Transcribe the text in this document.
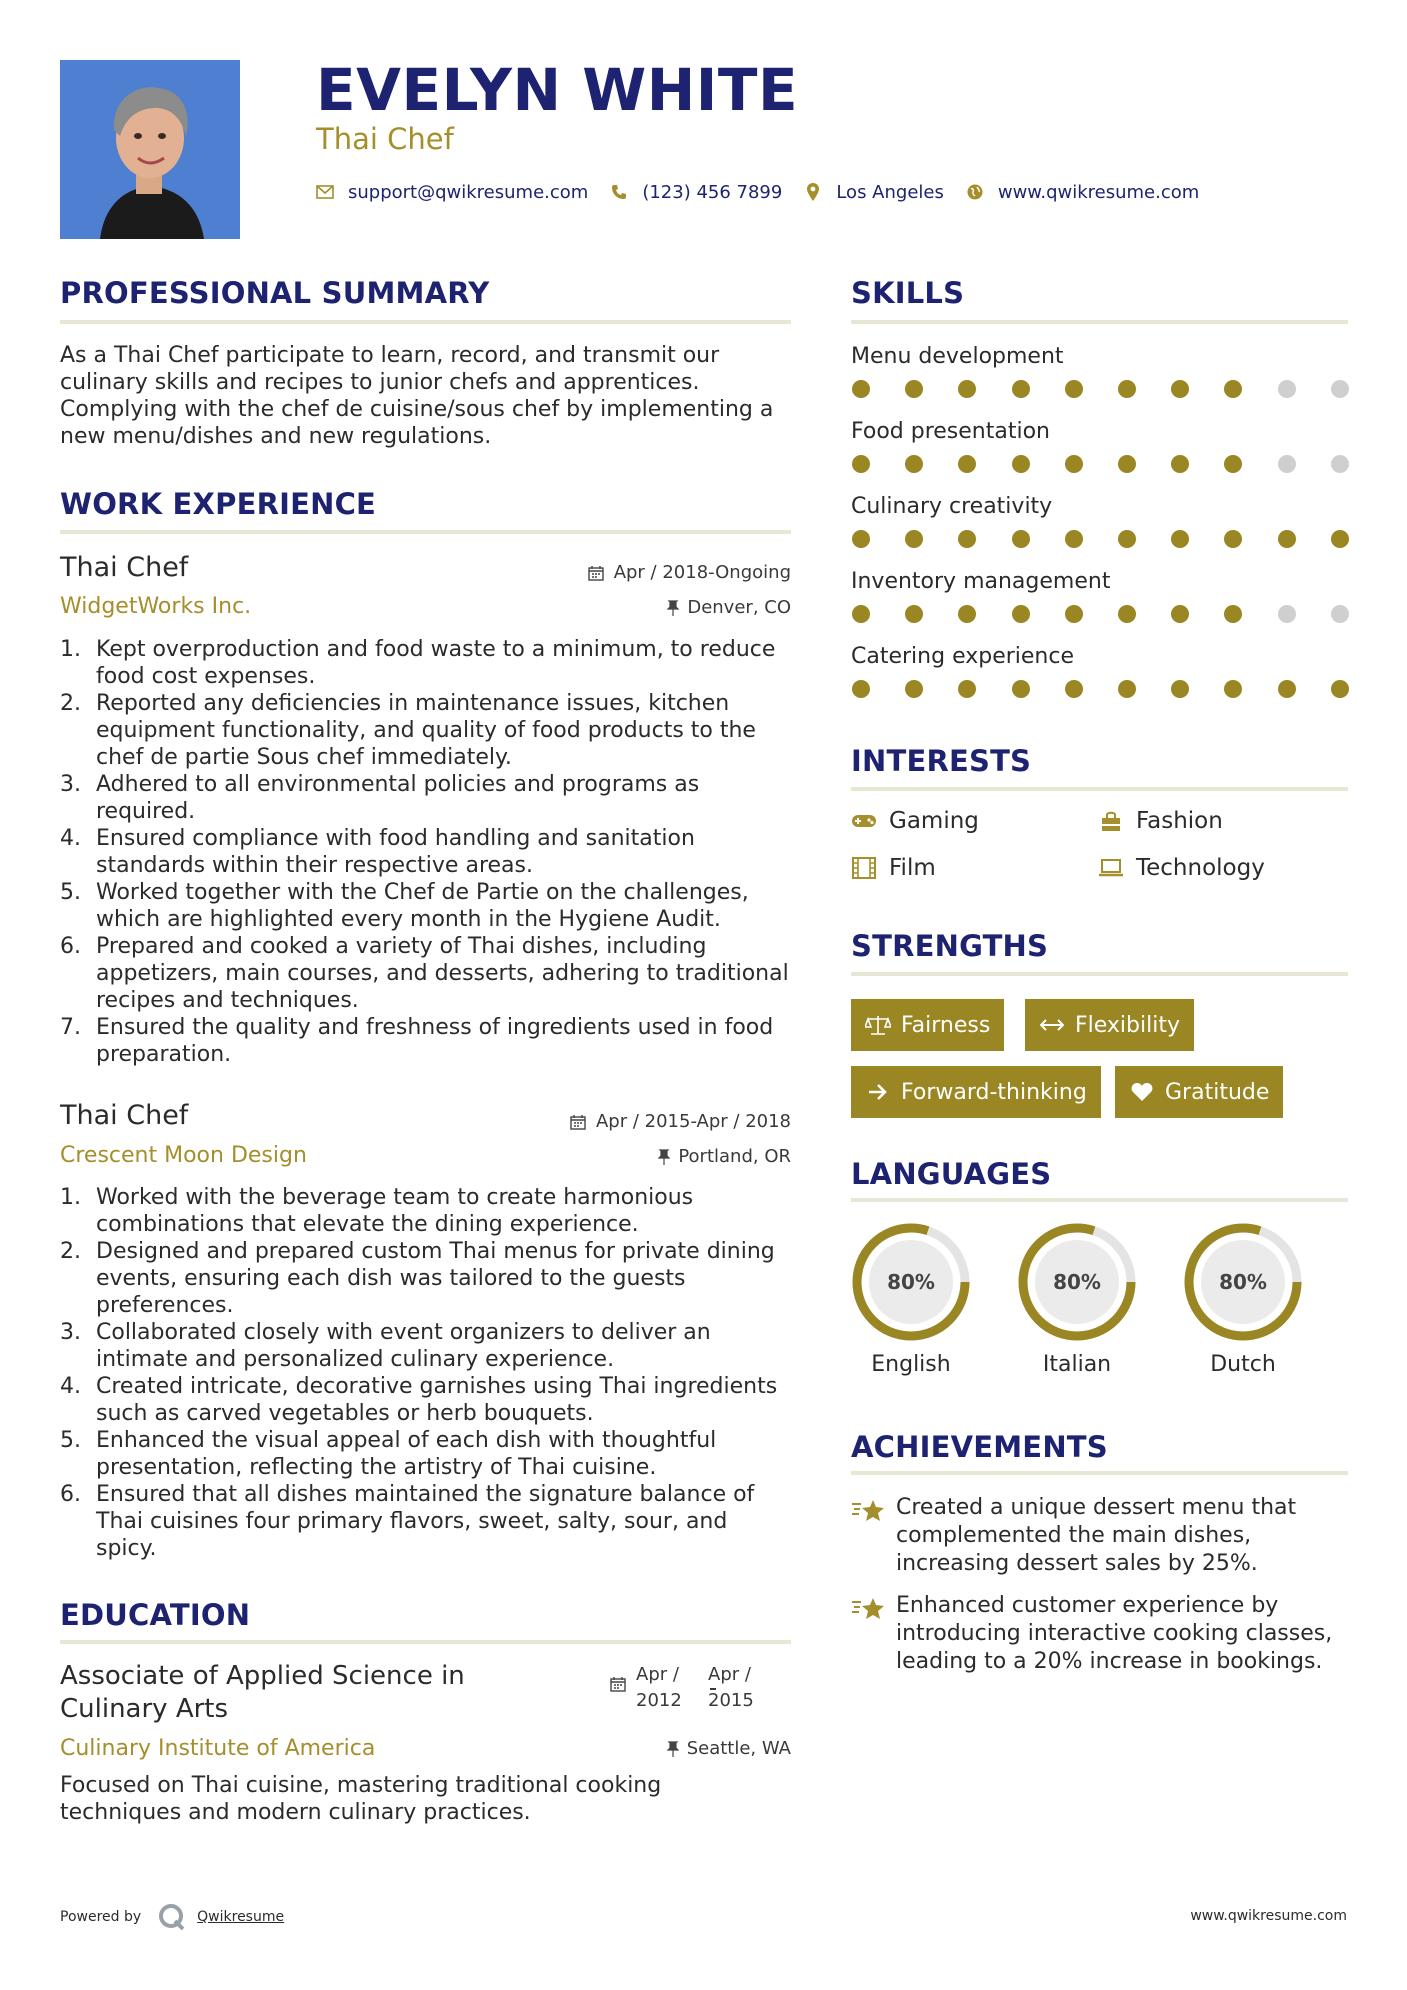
EVELYN WHITE
Thai Chef
support@qwikresume.com	(123) 456 7899	Los Angeles	www.qwikresume.com
PROFESSIONAL SUMMARY
As a Thai Chef participate to learn, record, and transmit our culinary skills and recipes to junior chefs and apprentices. Complying with the chef de cuisine/sous chef by implementing a new menu/dishes and new regulations.
WORK EXPERIENCE
Thai Chef	Apr / 2018-Ongoing
WidgetWorks Inc.	Denver, CO
1. Kept overproduction and food waste to a minimum, to reduce food cost expenses.
2. Reported any deficiencies in maintenance issues, kitchen equipment functionality, and quality of food products to the chef de partie Sous chef immediately.
3. Adhered to all environmental policies and programs as required.
4. Ensured compliance with food handling and sanitation standards within their respective areas.
5. Worked together with the Chef de Partie on the challenges, which are highlighted every month in the Hygiene Audit.
6. Prepared and cooked a variety of Thai dishes, including appetizers, main courses, and desserts, adhering to traditional recipes and techniques.
7. Ensured the quality and freshness of ingredients used in food preparation.
Thai Chef	Apr / 2015-Apr / 2018
Crescent Moon Design	Portland, OR
1. Worked with the beverage team to create harmonious combinations that elevate the dining experience.
2. Designed and prepared custom Thai menus for private dining events, ensuring each dish was tailored to the guests preferences.
3. Collaborated closely with event organizers to deliver an intimate and personalized culinary experience.
4. Created intricate, decorative garnishes using Thai ingredients such as carved vegetables or herb bouquets.
5. Enhanced the visual appeal of each dish with thoughtful presentation, reflecting the artistry of Thai cuisine.
6. Ensured that all dishes maintained the signature balance of Thai cuisines four primary flavors, sweet, salty, sour, and spicy.
EDUCATION
Associate of Applied Science in
Culinary Arts
Apr /
2012
Apr /
2015
Culinary Institute of America	Seattle, WA
Focused on Thai cuisine, mastering traditional cooking techniques and modern culinary practices.
SKILLS
Menu development
Food presentation
Culinary creativity
Inventory management
Catering experience
INTERESTS
Gaming	Fashion
Film	Technology
STRENGTHS
Fairness	Flexibility
Forward-thinking	Gratitude
LANGUAGES
80%
English
80%
Italian
80%
Dutch
ACHIEVEMENTS
Created a unique dessert menu that complemented the main dishes, increasing dessert sales by 25%.
Enhanced customer experience by introducing interactive cooking classes, leading to a 20% increase in bookings.
Powered by	Qwikresume	www.qwikresume.com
────
- **Challenge**: Reproduce each line from the records that contains the word "presentation".

- **Result**:
5. Enhanced the visual appeal of each dish with thoughtful presentation, reflecting the artistry of Thai cuisine.
Food presentation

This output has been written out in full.